■ EXCERPTED RECORDS:

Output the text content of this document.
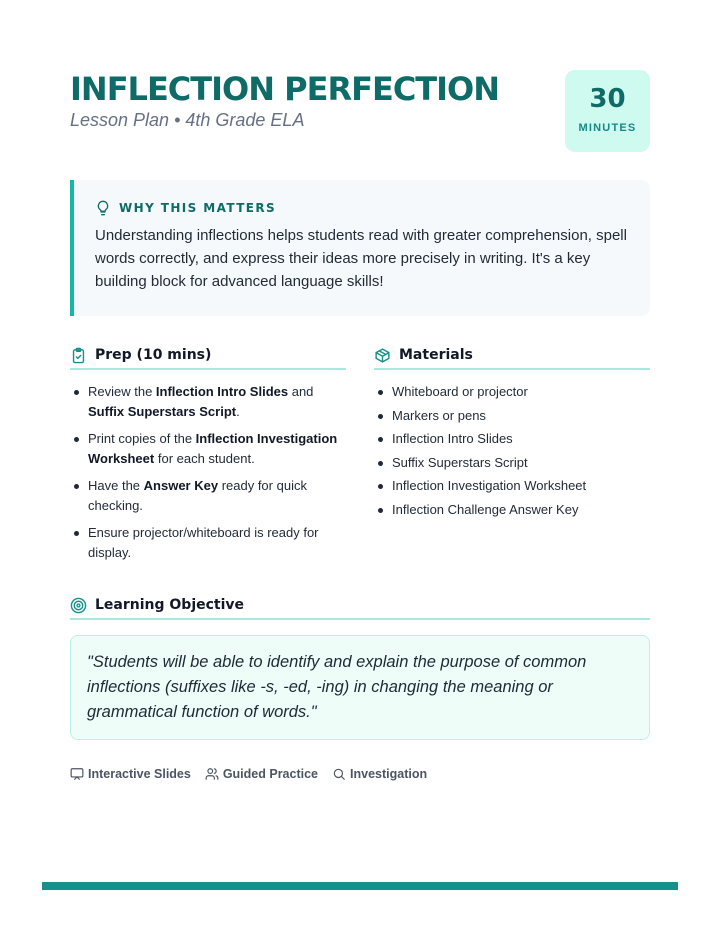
INFLECTION PERFECTION
Lesson Plan • 4th Grade ELA
30
MINUTES
WHY THIS MATTERS

Understanding inflections helps students read with greater comprehension, spell words correctly, and express their ideas more precisely in writing. It's a key building block for advanced language skills!

Prep (10 mins)
Review the Inflection Intro Slides and Suffix Superstars Script.
Print copies of the Inflection Investigation Worksheet for each student.
Have the Answer Key ready for quick checking.
Ensure projector/whiteboard is ready for display.
Materials
Whiteboard or projector
Markers or pens
Inflection Intro Slides
Suffix Superstars Script
Inflection Investigation Worksheet
Inflection Challenge Answer Key
Learning Objective

"Students will be able to identify and explain the purpose of common inflections (suffixes like -s, -ed, -ing) in changing the meaning or grammatical function of words."

Interactive Slides	Guided Practice	Investigation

■ STATED TASK: Scan the material above. Return every line containing the string "Intro".

■ RESULT OF THE TASK:
Review the Inflection Intro Slides and Suffix Superstars Script.
Inflection Intro Slides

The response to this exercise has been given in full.